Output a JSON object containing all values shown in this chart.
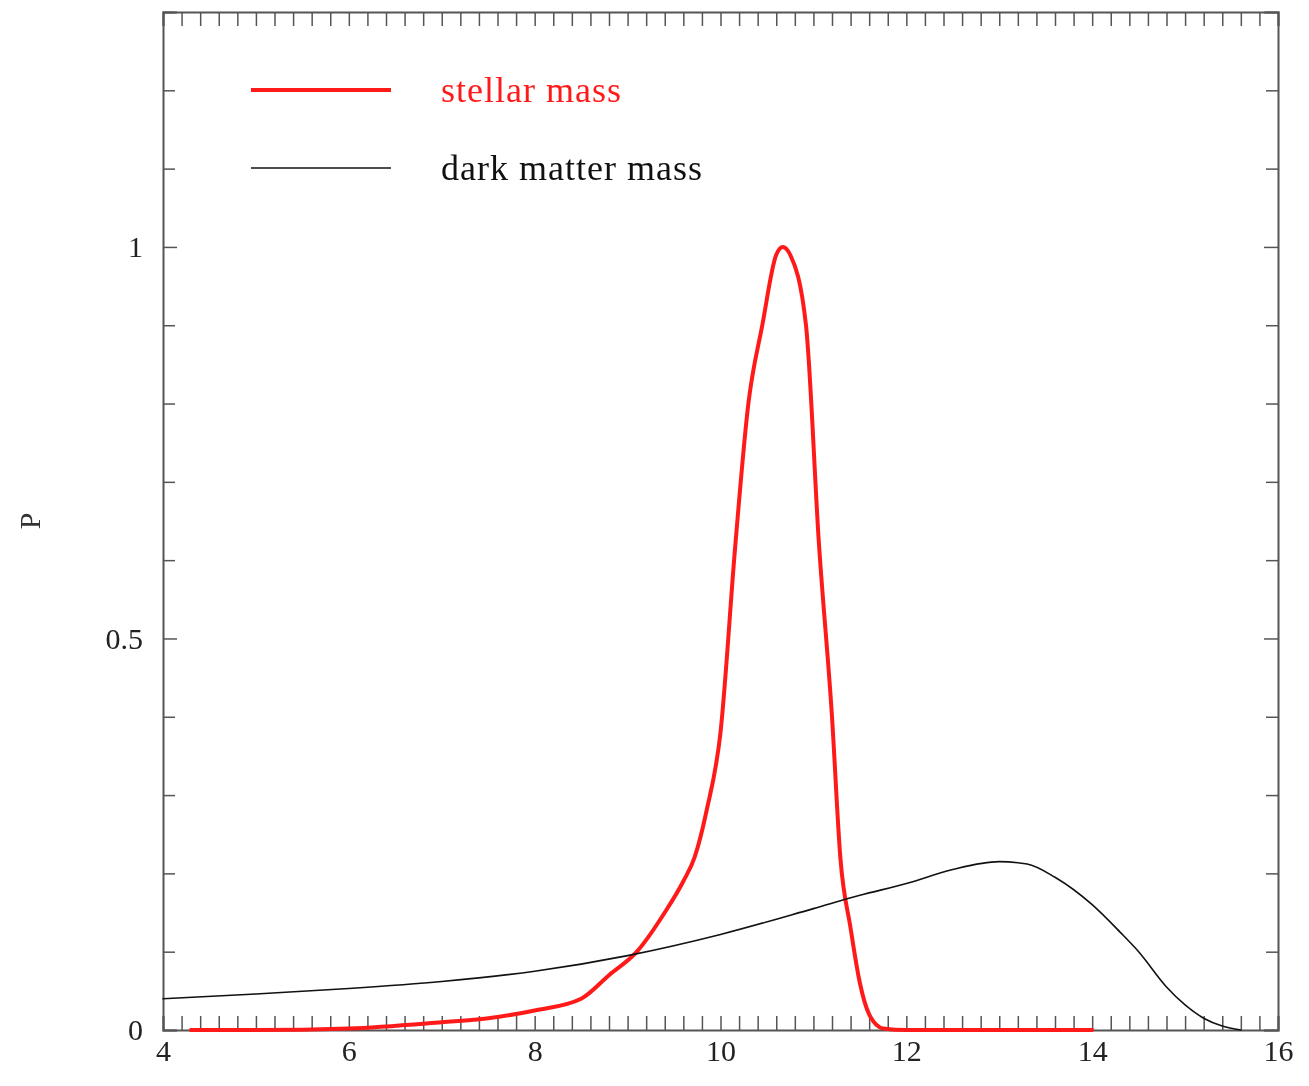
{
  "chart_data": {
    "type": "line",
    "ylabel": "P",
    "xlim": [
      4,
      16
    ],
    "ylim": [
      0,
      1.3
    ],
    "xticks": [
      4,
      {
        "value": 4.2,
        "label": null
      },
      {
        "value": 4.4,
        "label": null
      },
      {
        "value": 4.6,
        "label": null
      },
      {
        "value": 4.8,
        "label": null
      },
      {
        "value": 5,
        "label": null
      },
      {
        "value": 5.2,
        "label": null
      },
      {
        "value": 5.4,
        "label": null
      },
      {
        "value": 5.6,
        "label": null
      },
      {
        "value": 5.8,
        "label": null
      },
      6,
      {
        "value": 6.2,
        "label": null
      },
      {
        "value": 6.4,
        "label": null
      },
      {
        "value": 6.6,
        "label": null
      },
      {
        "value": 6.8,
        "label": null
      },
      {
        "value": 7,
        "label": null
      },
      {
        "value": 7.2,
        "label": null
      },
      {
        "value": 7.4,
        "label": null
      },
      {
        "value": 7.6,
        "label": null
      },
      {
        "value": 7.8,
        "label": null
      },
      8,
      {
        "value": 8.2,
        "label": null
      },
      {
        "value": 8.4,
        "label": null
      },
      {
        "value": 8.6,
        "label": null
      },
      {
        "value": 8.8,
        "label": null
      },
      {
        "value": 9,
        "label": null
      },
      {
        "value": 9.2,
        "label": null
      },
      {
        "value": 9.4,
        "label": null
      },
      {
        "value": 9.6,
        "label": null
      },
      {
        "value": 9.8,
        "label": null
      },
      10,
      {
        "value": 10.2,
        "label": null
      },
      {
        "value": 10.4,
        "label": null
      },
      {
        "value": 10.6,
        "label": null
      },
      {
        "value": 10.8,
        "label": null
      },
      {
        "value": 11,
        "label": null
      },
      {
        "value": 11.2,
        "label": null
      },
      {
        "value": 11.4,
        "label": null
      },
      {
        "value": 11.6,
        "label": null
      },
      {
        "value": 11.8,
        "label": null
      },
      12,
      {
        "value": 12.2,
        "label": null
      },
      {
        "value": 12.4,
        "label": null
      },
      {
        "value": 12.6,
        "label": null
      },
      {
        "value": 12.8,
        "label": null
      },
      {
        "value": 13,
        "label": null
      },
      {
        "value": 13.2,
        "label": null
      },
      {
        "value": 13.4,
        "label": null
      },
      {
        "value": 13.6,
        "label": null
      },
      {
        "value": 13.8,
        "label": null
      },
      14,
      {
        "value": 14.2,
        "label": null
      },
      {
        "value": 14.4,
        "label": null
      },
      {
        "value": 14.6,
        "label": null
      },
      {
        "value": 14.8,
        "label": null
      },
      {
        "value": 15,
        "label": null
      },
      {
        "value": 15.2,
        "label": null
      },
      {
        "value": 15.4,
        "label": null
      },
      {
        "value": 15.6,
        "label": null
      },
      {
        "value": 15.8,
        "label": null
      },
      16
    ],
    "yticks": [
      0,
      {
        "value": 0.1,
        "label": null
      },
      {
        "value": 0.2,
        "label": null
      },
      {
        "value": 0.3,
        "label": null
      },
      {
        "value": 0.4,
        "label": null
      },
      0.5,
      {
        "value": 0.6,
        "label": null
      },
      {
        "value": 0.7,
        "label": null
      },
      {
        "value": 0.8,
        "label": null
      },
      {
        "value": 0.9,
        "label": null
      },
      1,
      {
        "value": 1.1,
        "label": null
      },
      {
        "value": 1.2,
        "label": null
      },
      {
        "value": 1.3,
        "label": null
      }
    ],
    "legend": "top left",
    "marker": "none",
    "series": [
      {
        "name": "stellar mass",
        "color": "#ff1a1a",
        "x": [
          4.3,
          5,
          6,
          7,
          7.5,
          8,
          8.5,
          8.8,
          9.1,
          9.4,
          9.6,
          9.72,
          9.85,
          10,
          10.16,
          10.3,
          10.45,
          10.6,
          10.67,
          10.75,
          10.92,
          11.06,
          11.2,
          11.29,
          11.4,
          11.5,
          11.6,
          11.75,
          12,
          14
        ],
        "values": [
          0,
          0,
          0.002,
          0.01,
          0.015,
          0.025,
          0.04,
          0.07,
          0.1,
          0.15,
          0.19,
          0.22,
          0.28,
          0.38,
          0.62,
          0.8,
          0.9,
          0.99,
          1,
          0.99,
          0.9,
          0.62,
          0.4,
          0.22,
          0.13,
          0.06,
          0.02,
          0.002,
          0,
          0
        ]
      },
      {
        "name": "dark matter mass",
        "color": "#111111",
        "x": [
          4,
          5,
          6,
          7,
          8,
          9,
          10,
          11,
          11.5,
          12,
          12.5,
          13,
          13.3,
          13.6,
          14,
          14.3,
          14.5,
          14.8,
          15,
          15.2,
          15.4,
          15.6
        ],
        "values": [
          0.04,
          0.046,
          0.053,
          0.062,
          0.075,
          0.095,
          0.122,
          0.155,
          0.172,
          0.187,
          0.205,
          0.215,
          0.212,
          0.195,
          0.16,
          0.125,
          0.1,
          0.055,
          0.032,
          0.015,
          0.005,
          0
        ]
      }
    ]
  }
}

══════════

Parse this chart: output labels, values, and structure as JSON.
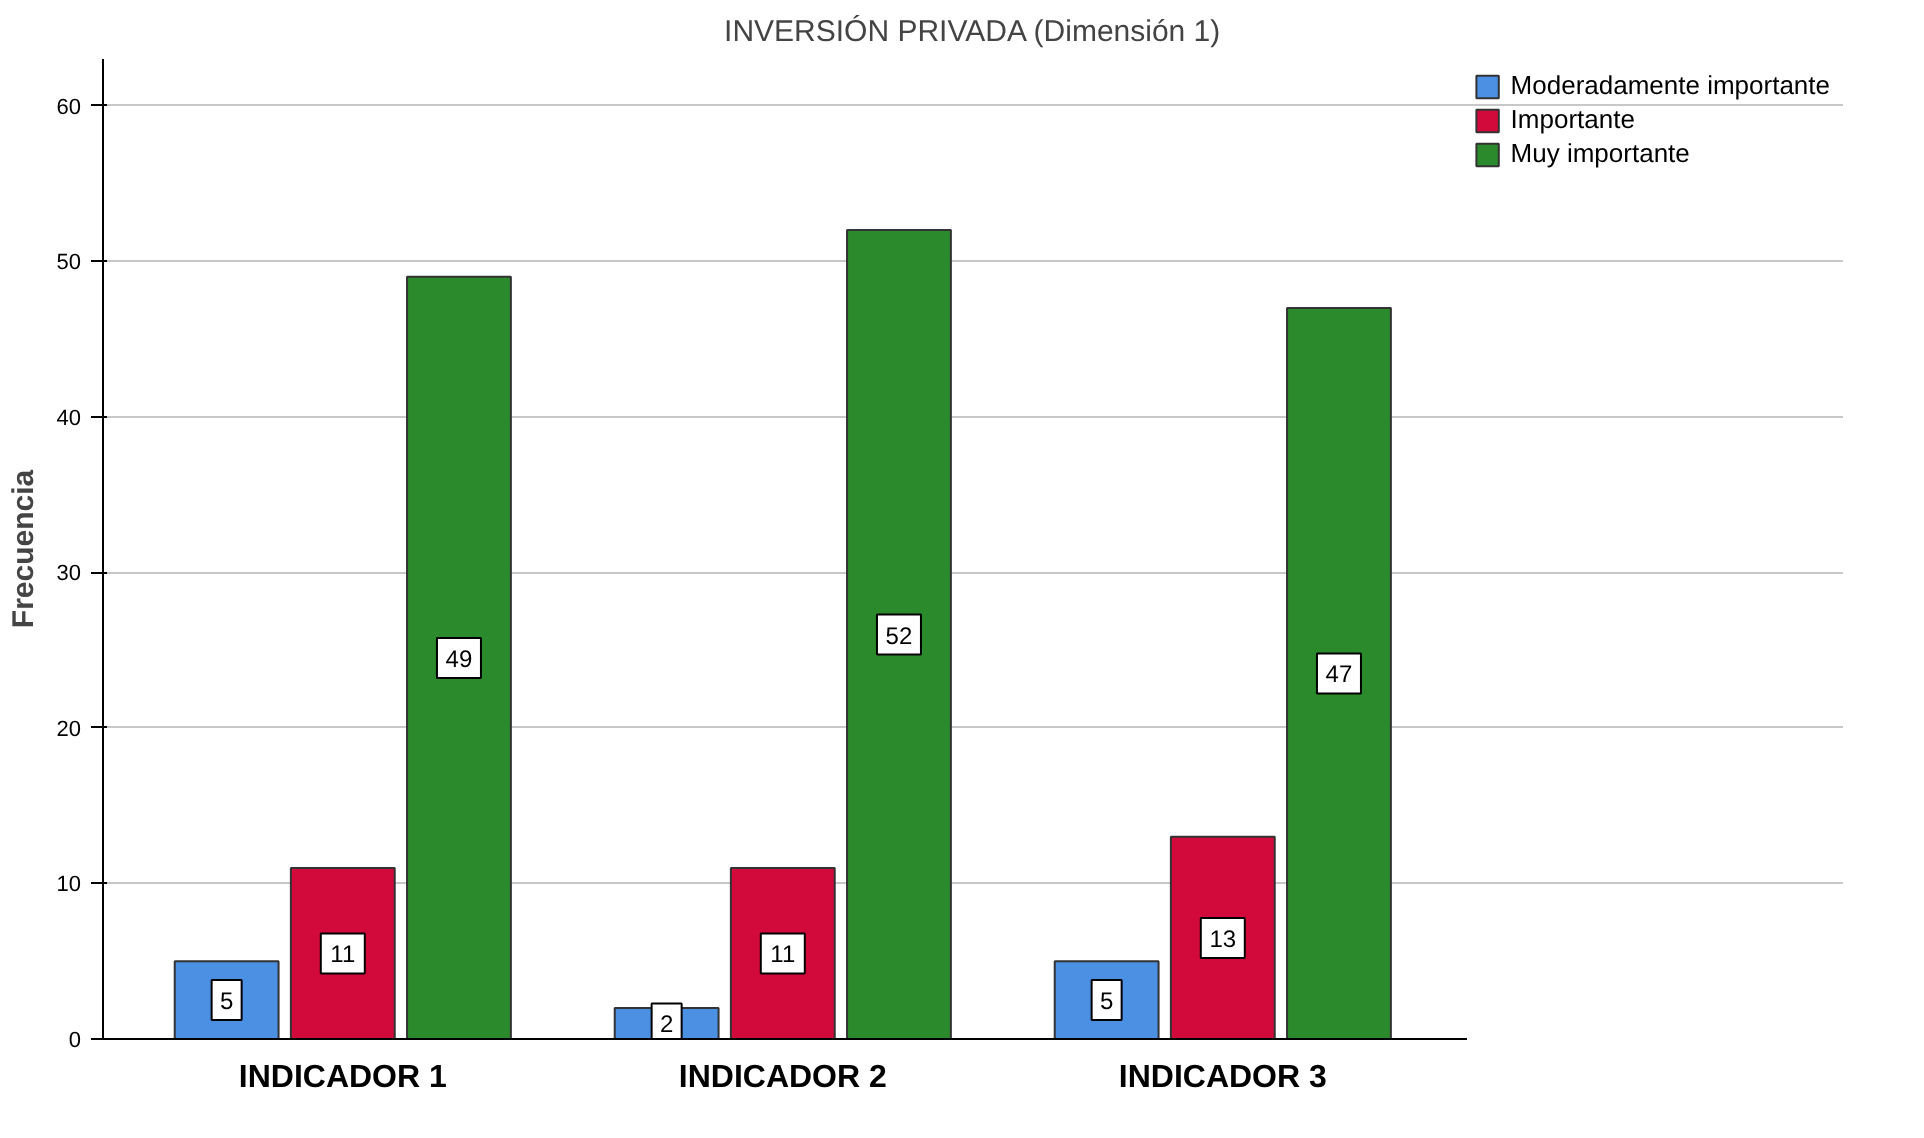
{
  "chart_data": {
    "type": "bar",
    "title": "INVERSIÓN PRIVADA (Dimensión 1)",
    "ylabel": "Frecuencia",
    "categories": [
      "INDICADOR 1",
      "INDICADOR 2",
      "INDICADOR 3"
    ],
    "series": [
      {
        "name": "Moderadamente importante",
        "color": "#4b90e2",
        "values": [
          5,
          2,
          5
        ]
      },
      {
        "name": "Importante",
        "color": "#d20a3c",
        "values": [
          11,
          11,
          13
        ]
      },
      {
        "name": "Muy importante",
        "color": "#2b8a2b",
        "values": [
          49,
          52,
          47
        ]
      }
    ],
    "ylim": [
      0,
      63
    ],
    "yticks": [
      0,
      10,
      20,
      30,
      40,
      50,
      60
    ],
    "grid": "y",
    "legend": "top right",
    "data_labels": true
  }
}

══════════

(Given instruction)
Identify the lines in the records above that contain the word "mass", then state how many there are and nothing more.

(Exercise answer)
2